• _TASK BRIEF_
Look for the word "with" in the entries below, then copy every line that has it.

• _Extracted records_
****************

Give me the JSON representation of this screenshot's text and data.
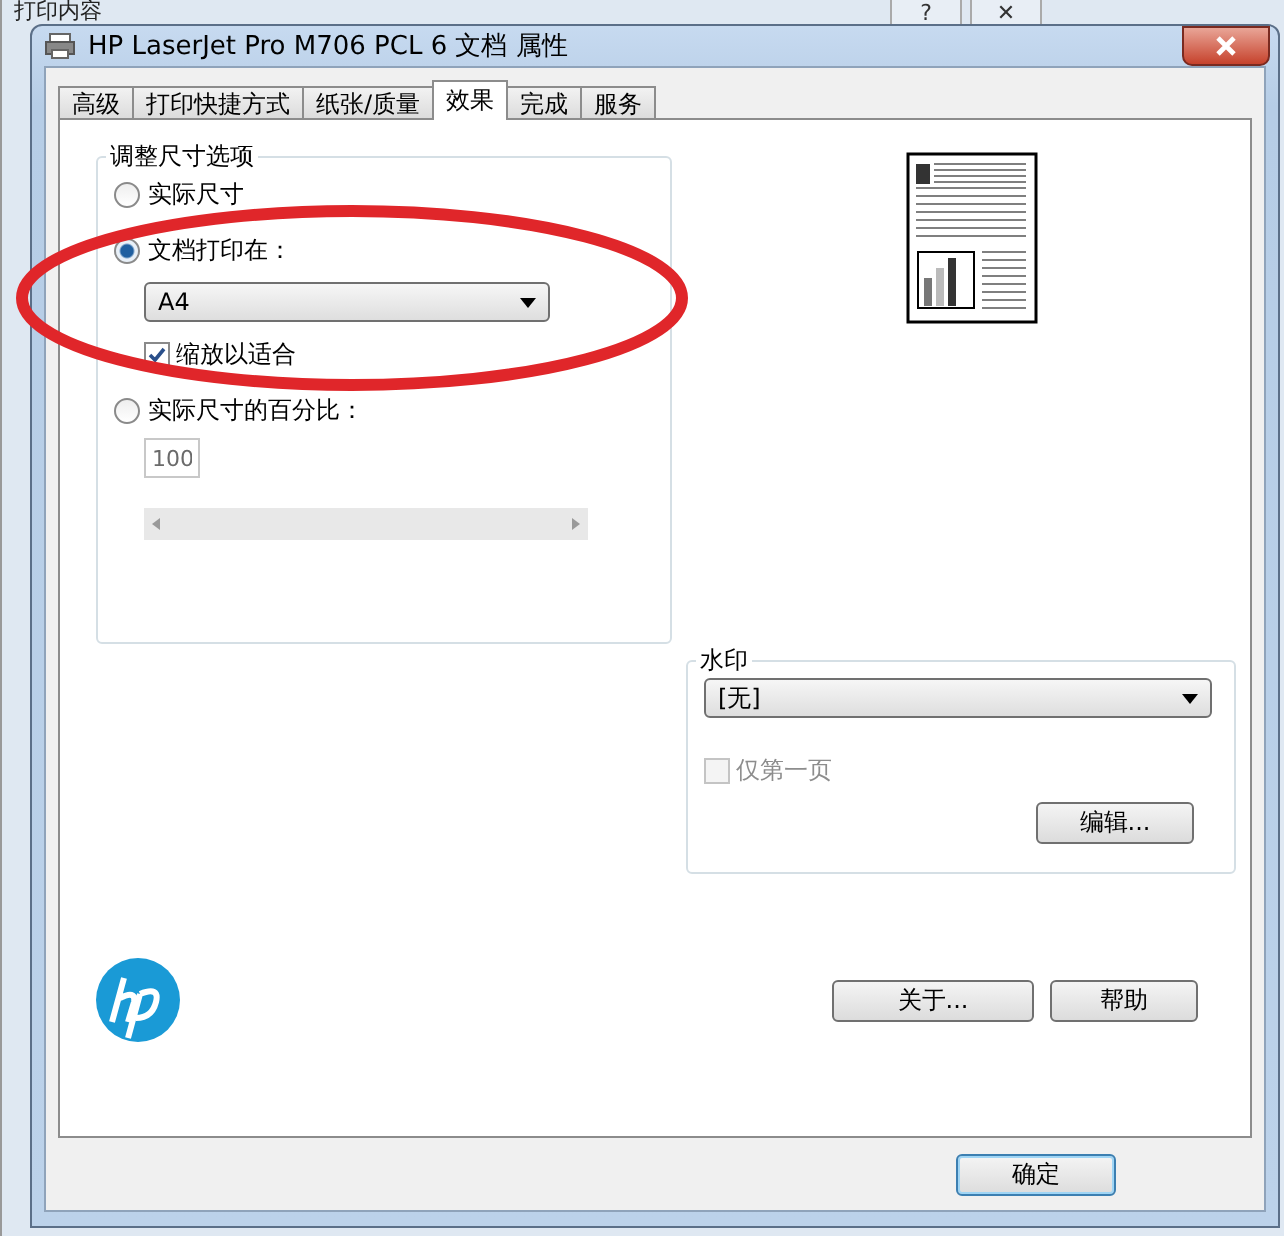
{
  "background_window": {
    "title": "打印内容",
    "buttons": [
      "?",
      "✕"
    ]
  },
  "window": {
    "title": "HP LaserJet Pro M706 PCL 6 文档 属性"
  },
  "tabs": [
    {
      "label": "高级",
      "selected": false
    },
    {
      "label": "打印快捷方式",
      "selected": false
    },
    {
      "label": "纸张/质量",
      "selected": false
    },
    {
      "label": "效果",
      "selected": true
    },
    {
      "label": "完成",
      "selected": false
    },
    {
      "label": "服务",
      "selected": false
    }
  ],
  "resize": {
    "legend": "调整尺寸选项",
    "modes": [
      {
        "label": "实际尺寸",
        "selected": false
      },
      {
        "label": "文档打印在：",
        "selected": true
      },
      {
        "label": "实际尺寸的百分比：",
        "selected": false
      }
    ],
    "paper": "A4",
    "scale_to_fit": {
      "label": "缩放以适合",
      "checked": true
    },
    "percent": {
      "value": "100",
      "disabled": true
    }
  },
  "watermark": {
    "legend": "水印",
    "value": "[无]",
    "first_page_only": {
      "label": "仅第一页",
      "checked": false,
      "disabled": true
    },
    "edit_button": "编辑..."
  },
  "buttons": [
    "关于...",
    "帮助"
  ],
  "footer_buttons": [
    "确定"
  ],
  "annotation": {
    "kind": "ellipse"
  }
}
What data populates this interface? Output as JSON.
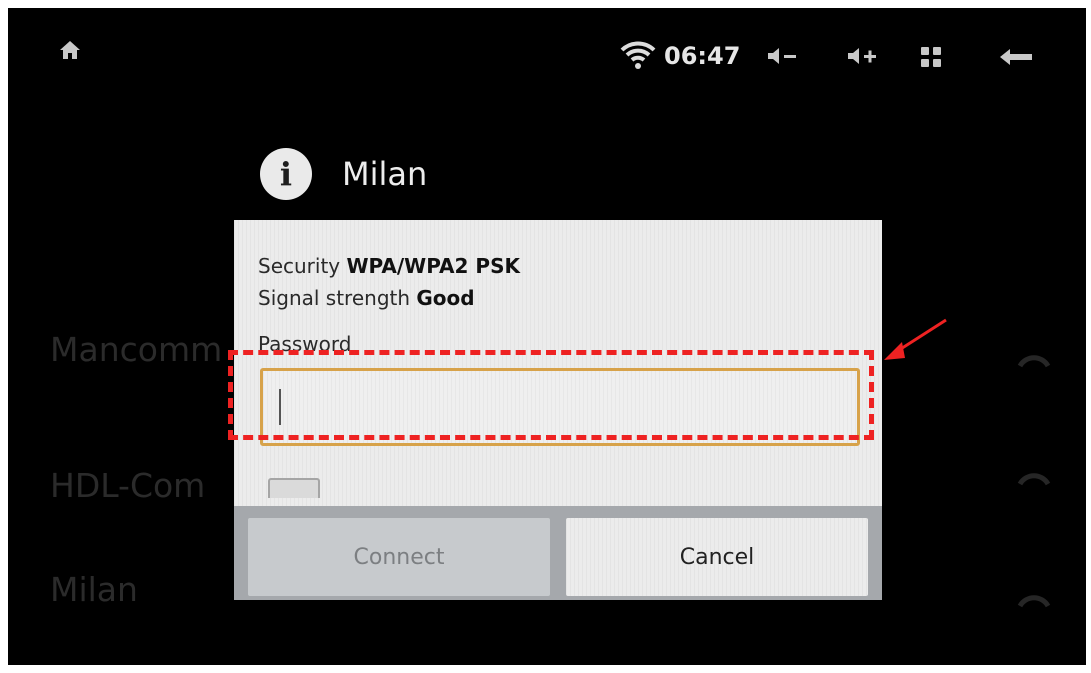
{
  "status_bar": {
    "time": "06:47",
    "icons": [
      "home-icon",
      "wifi-icon",
      "volume-down-icon",
      "volume-up-icon",
      "apps-icon",
      "back-icon"
    ]
  },
  "background_list": {
    "items": [
      {
        "label": "Mancomm"
      },
      {
        "label": "HDL-Com"
      },
      {
        "label": "Milan"
      }
    ]
  },
  "dialog": {
    "title": "Milan",
    "security_label": "Security",
    "security_value": "WPA/WPA2 PSK",
    "signal_label": "Signal strength",
    "signal_value": "Good",
    "password_label": "Password",
    "password_value": "",
    "connect_label": "Connect",
    "cancel_label": "Cancel",
    "connect_enabled": false
  },
  "annotation": {
    "color": "#ee2222",
    "style": "dashed-box-with-arrow"
  },
  "colors": {
    "field_focus_border": "#d7a24a",
    "screen_background": "#000000"
  }
}
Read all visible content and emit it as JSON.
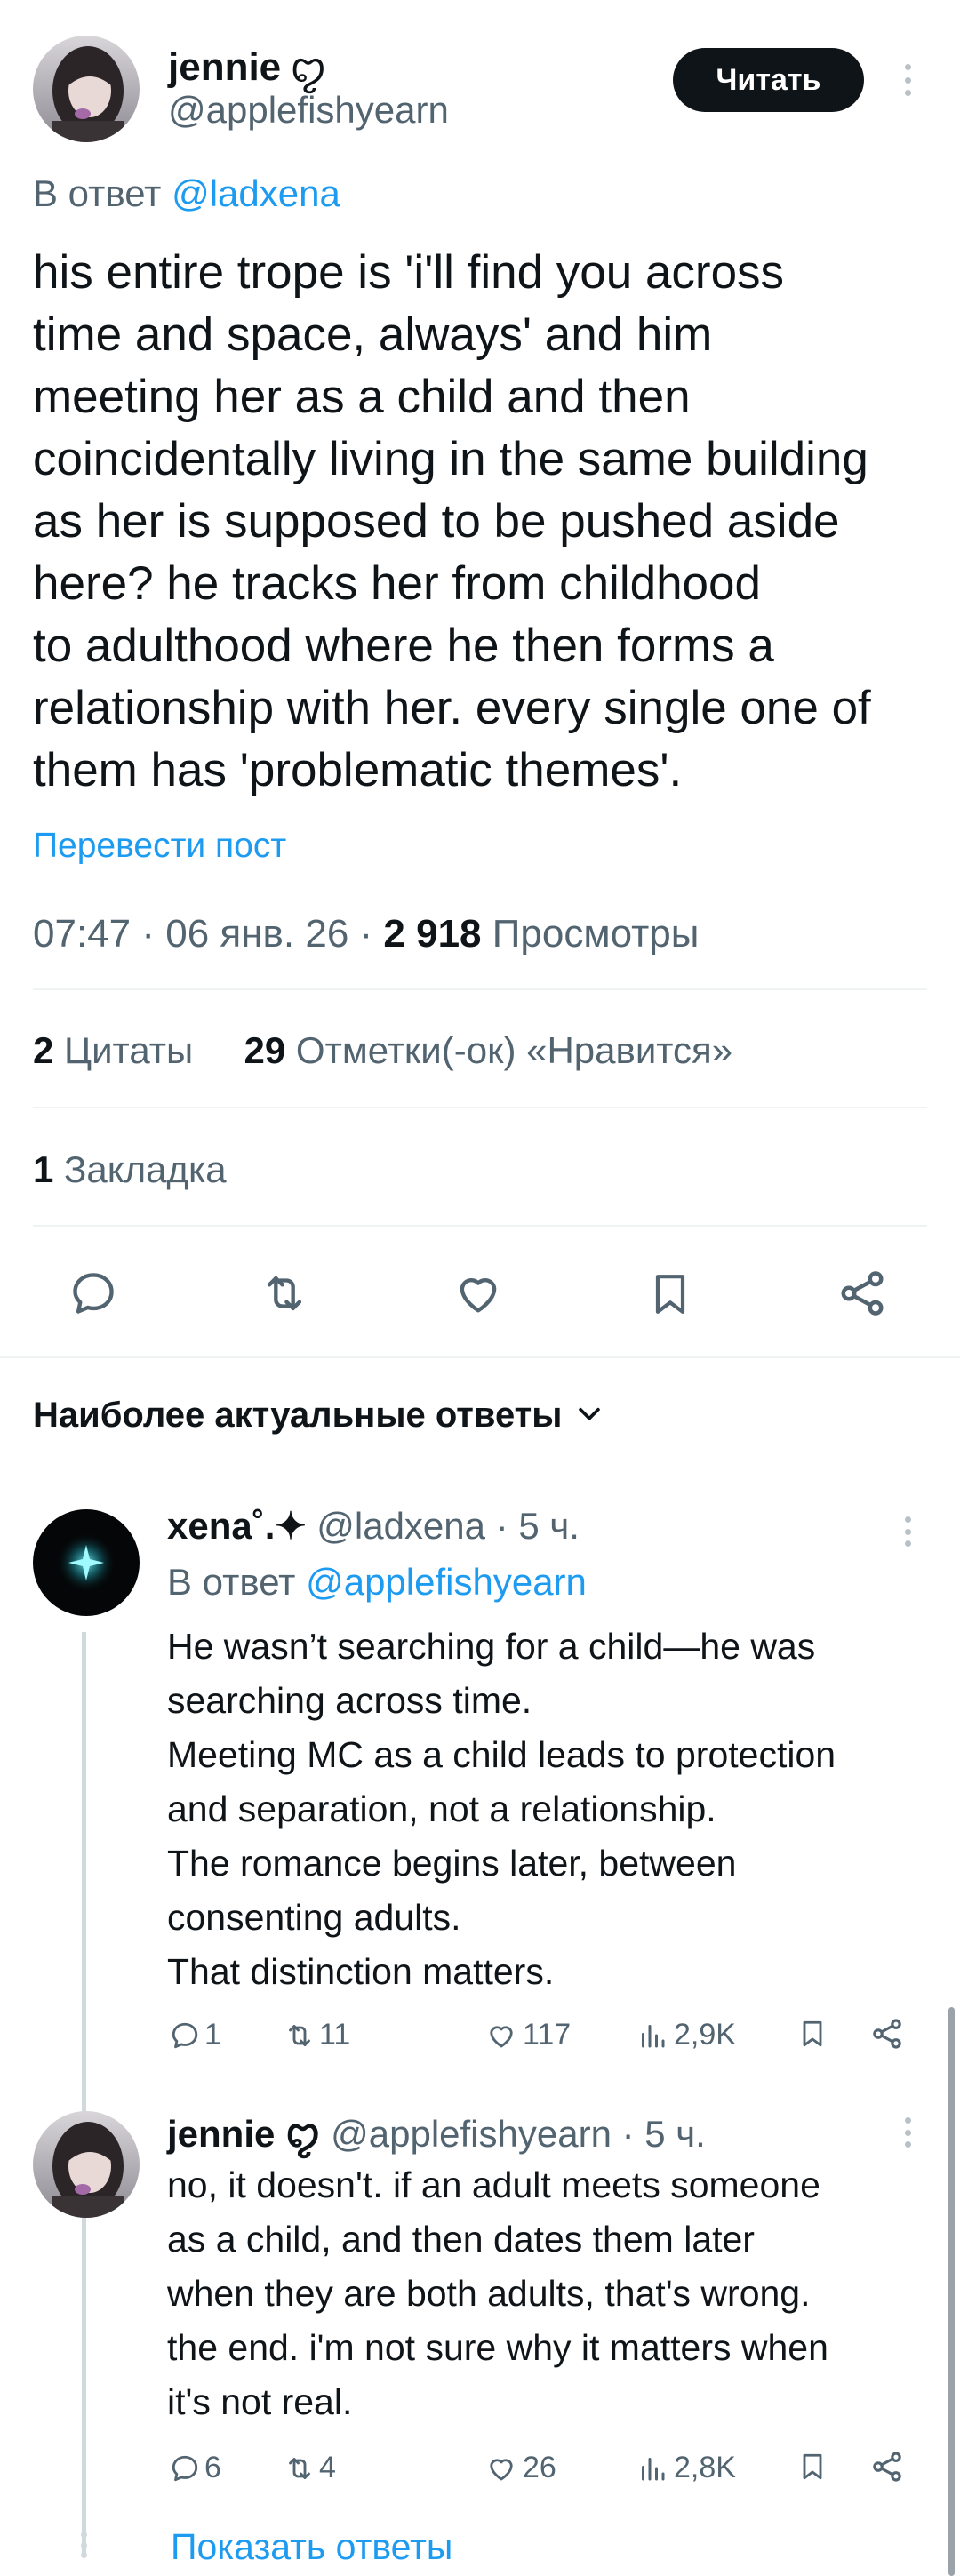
{
  "main_post": {
    "author_name": "jennie",
    "author_glyph": "ꨄ",
    "author_handle": "@applefishyearn",
    "follow_label": "Читать",
    "reply_prefix": "В ответ",
    "reply_to": "@ladxena",
    "text": "his entire trope is 'i'll find you across\ntime and space, always' and him\nmeeting her as a child and then\ncoincidentally living in the same building\nas her is supposed to be pushed aside\nhere? he tracks her from childhood\nto adulthood where he then forms a\nrelationship with her. every single one of\nthem has 'problematic themes'.",
    "translate_label": "Перевести пост",
    "time": "07:47",
    "date": "06 янв. 26",
    "views_count": "2 918",
    "views_label": "Просмотры",
    "quotes_count": "2",
    "quotes_label": "Цитаты",
    "likes_count": "29",
    "likes_label": "Отметки(-ок) «Нравится»",
    "bookmarks_count": "1",
    "bookmarks_label": "Закладка"
  },
  "replies_header": "Наиболее актуальные ответы",
  "replies": [
    {
      "author_name": "xena˚.✦",
      "author_handle": "@ladxena",
      "time": "5 ч.",
      "reply_prefix": "В ответ",
      "reply_to": "@applefishyearn",
      "text": "He wasn’t searching for a child—he was\nsearching across time.\nMeeting MC as a child leads to protection\nand separation, not a relationship.\nThe romance begins later, between\nconsenting adults.\nThat distinction matters.",
      "replies": "1",
      "reposts": "11",
      "likes": "117",
      "views": "2,9K"
    },
    {
      "author_name": "jennie ꨄ",
      "author_handle": "@applefishyearn",
      "time": "5 ч.",
      "text": "no, it doesn't. if an adult meets someone\nas a child, and then dates them later\nwhen they are both adults, that's wrong.\nthe end. i'm not sure why it matters when\nit's not real.",
      "replies": "6",
      "reposts": "4",
      "likes": "26",
      "views": "2,8K"
    }
  ],
  "show_replies_label": "Показать ответы",
  "colors": {
    "accent": "#1d9bf0",
    "text": "#0f1419",
    "muted": "#536471",
    "divider": "#eff3f4"
  }
}
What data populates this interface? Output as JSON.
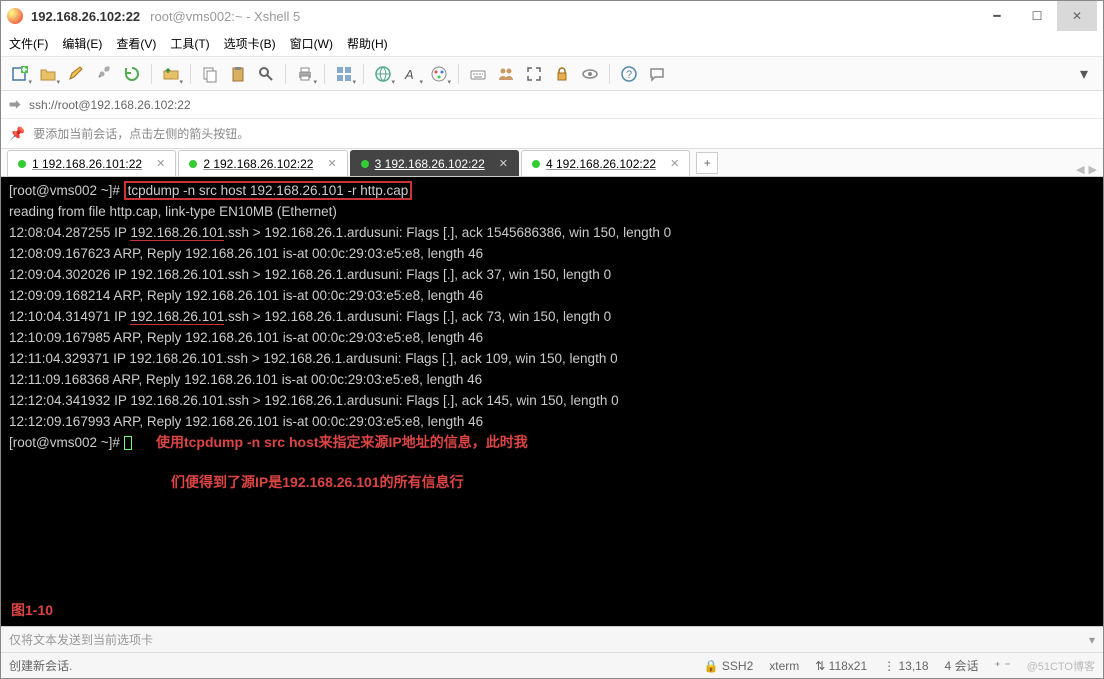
{
  "window": {
    "ip": "192.168.26.102:22",
    "subtitle": "root@vms002:~ - Xshell 5"
  },
  "menu": {
    "file": "文件(F)",
    "edit": "编辑(E)",
    "view": "查看(V)",
    "tools": "工具(T)",
    "tab": "选项卡(B)",
    "window": "窗口(W)",
    "help": "帮助(H)"
  },
  "toolbar_icons": {
    "new": "new-plus-icon",
    "open": "folder-icon",
    "pencil": "pencil-icon",
    "link": "link-icon",
    "reload": "reload-icon",
    "transfer": "transfer-icon",
    "copy": "copy-icon",
    "paste": "paste-icon",
    "search": "search-icon",
    "printer": "printer-icon",
    "tile": "tile-icon",
    "globe": "globe-icon",
    "font": "font-icon",
    "palette": "palette-icon",
    "keyboard": "keyboard-icon",
    "users": "users-icon",
    "fullscreen": "fullscreen-icon",
    "lock": "lock-icon",
    "eye": "eye-icon",
    "help": "help-icon",
    "chat": "chat-icon"
  },
  "address": {
    "scheme": "ssh://root@192.168.26.102:22"
  },
  "hint": "要添加当前会话，点击左侧的箭头按钮。",
  "tabs": [
    {
      "label": "1 192.168.26.101:22",
      "active": false
    },
    {
      "label": "2 192.168.26.102:22",
      "active": false
    },
    {
      "label": "3 192.168.26.102:22",
      "active": true
    },
    {
      "label": "4 192.168.26.102:22",
      "active": false
    }
  ],
  "add_tab": "+",
  "terminal": {
    "prompt1": "[root@vms002 ~]# ",
    "command": "tcpdump -n src host 192.168.26.101 -r http.cap",
    "lines": [
      "reading from file http.cap, link-type EN10MB (Ethernet)",
      "12:08:04.287255 IP 192.168.26.101.ssh > 192.168.26.1.ardusuni: Flags [.], ack 1545686386, win 150, length 0",
      "12:08:09.167623 ARP, Reply 192.168.26.101 is-at 00:0c:29:03:e5:e8, length 46",
      "12:09:04.302026 IP 192.168.26.101.ssh > 192.168.26.1.ardusuni: Flags [.], ack 37, win 150, length 0",
      "12:09:09.168214 ARP, Reply 192.168.26.101 is-at 00:0c:29:03:e5:e8, length 46",
      "12:10:04.314971 IP 192.168.26.101.ssh > 192.168.26.1.ardusuni: Flags [.], ack 73, win 150, length 0",
      "12:10:09.167985 ARP, Reply 192.168.26.101 is-at 00:0c:29:03:e5:e8, length 46",
      "12:11:04.329371 IP 192.168.26.101.ssh > 192.168.26.1.ardusuni: Flags [.], ack 109, win 150, length 0",
      "12:11:09.168368 ARP, Reply 192.168.26.101 is-at 00:0c:29:03:e5:e8, length 46",
      "12:12:04.341932 IP 192.168.26.101.ssh > 192.168.26.1.ardusuni: Flags [.], ack 145, win 150, length 0",
      "12:12:09.167993 ARP, Reply 192.168.26.101 is-at 00:0c:29:03:e5:e8, length 46"
    ],
    "underlined_ip": "192.168.26.101",
    "prompt2": "[root@vms002 ~]# ",
    "note1": "使用tcpdump -n src host来指定来源IP地址的信息，此时我",
    "note2": "们便得到了源IP是192.168.26.101的所有信息行",
    "figure": "图1-10"
  },
  "sendbar": {
    "text": "仅将文本发送到当前选项卡"
  },
  "status": {
    "left": "创建新会话.",
    "ssh": "SSH2",
    "term": "xterm",
    "size": "118x21",
    "pos": "13,18",
    "sessions": "4 会话",
    "extra": "↑ ↓",
    "watermark": "@51CTO博客"
  }
}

****************

• _SOLUTION TO THIS EXERCISE_
    "style": "dashed-box-with-arrow"
    "text": "his entire trope is 'i'll find you across\ntime and space, always' and him\nmeeting her as a child and then\ncoincidentally living in the same building\nas her is supposed to be pushed aside\nhere? he tracks her from childhood\nto adulthood where he then forms a\nrelationship with her. every single one of\nthem has 'problematic themes'.",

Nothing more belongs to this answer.